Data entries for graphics
※

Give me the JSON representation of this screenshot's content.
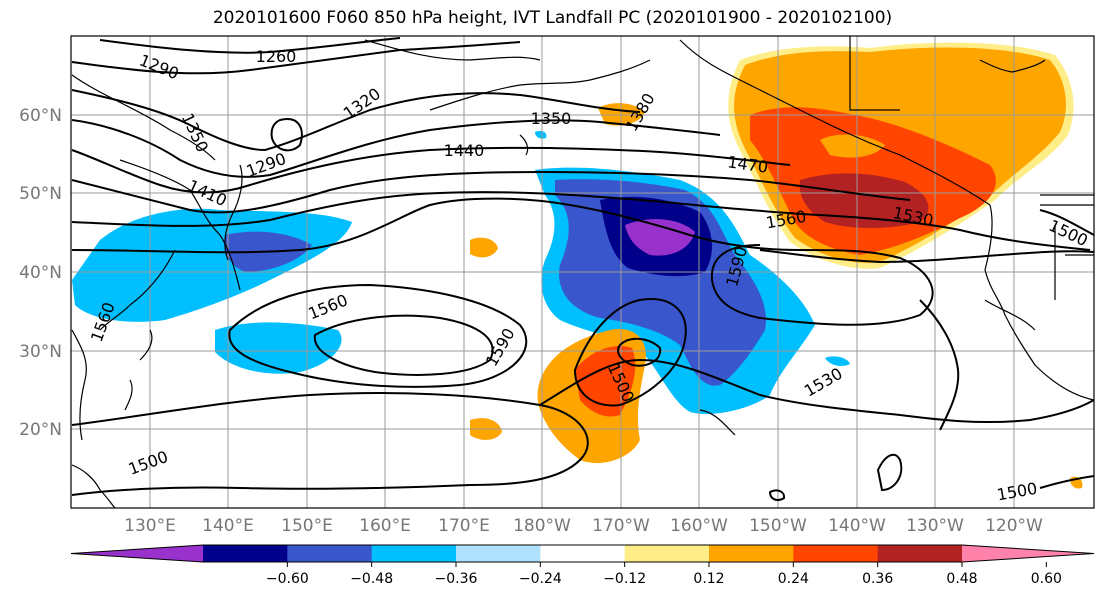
{
  "title": "2020101600 F060 850 hPa height, IVT Landfall PC (2020101900 - 2020102100)",
  "lat_labels": [
    "60°N",
    "50°N",
    "40°N",
    "30°N",
    "20°N"
  ],
  "lon_labels": [
    "130°E",
    "140°E",
    "150°E",
    "160°E",
    "170°E",
    "180°W",
    "170°W",
    "160°W",
    "150°W",
    "140°W",
    "130°W",
    "120°W"
  ],
  "contour_labels": [
    "1290",
    "1260",
    "1320",
    "1380",
    "1350",
    "1350",
    "1290",
    "1410",
    "1440",
    "1470",
    "1560",
    "1530",
    "1500",
    "1590",
    "1560",
    "1560",
    "1590",
    "1500",
    "1530",
    "1500",
    "1500"
  ],
  "colorbar": {
    "colors": [
      "#9932cc",
      "#00008b",
      "#3a56cc",
      "#00bfff",
      "#b0e2ff",
      "#ffffff",
      "#ffee88",
      "#ffa500",
      "#ff4500",
      "#b22222",
      "#ff82ab"
    ],
    "tick_labels": [
      "−0.60",
      "−0.48",
      "−0.36",
      "−0.24",
      "−0.12",
      "0.12",
      "0.24",
      "0.36",
      "0.48",
      "0.60"
    ]
  }
}
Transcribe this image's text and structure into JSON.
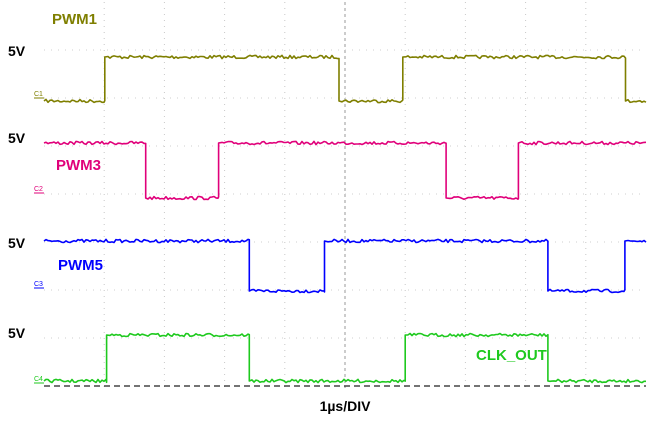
{
  "chart_data": {
    "type": "line",
    "title": "",
    "xlabel": "1µs/DIV",
    "ylabel": "",
    "x_unit": "µs",
    "x_range": [
      0,
      10
    ],
    "grid": true,
    "series": [
      {
        "name": "PWM1",
        "color": "#7f7f00",
        "level_label": "5V",
        "marker": "C1",
        "initial_state": 0,
        "transitions_us": [
          1.01,
          4.9,
          5.96,
          9.66
        ]
      },
      {
        "name": "PWM3",
        "color": "#e0007a",
        "level_label": "5V",
        "marker": "C2",
        "initial_state": 1,
        "transitions_us": [
          1.69,
          2.9,
          6.68,
          7.88
        ]
      },
      {
        "name": "PWM5",
        "color": "#0000ff",
        "level_label": "5V",
        "marker": "C3",
        "initial_state": 1,
        "transitions_us": [
          3.41,
          4.66,
          8.37,
          9.65
        ]
      },
      {
        "name": "CLK_OUT",
        "color": "#1ec91e",
        "level_label": "5V",
        "marker": "C4",
        "initial_state": 0,
        "transitions_us": [
          1.04,
          3.41,
          6.0,
          8.37
        ]
      }
    ]
  }
}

※

#### [GIVEN PROBLEM]
Set down the line containing "Transcribe this image's", then every later line through the end of the material, exactly as written; omit any picture.

#### [RESULT]
Transcribe this image's text and structure into JSON.
{
  "chart_data": {
    "type": "line",
    "title": "",
    "xlabel": "1µs/DIV",
    "ylabel": "",
    "x_unit": "µs",
    "x_range": [
      0,
      10
    ],
    "grid": true,
    "series": [
      {
        "name": "PWM1",
        "color": "#7f7f00",
        "level_label": "5V",
        "marker": "C1",
        "initial_state": 0,
        "transitions_us": [
          1.01,
          4.9,
          5.96,
          9.66
        ]
      },
      {
        "name": "PWM3",
        "color": "#e0007a",
        "level_label": "5V",
        "marker": "C2",
        "initial_state": 1,
        "transitions_us": [
          1.69,
          2.9,
          6.68,
          7.88
        ]
      },
      {
        "name": "PWM5",
        "color": "#0000ff",
        "level_label": "5V",
        "marker": "C3",
        "initial_state": 1,
        "transitions_us": [
          3.41,
          4.66,
          8.37,
          9.65
        ]
      },
      {
        "name": "CLK_OUT",
        "color": "#1ec91e",
        "level_label": "5V",
        "marker": "C4",
        "initial_state": 0,
        "transitions_us": [
          1.04,
          3.41,
          6.0,
          8.37
        ]
      }
    ]
  }
}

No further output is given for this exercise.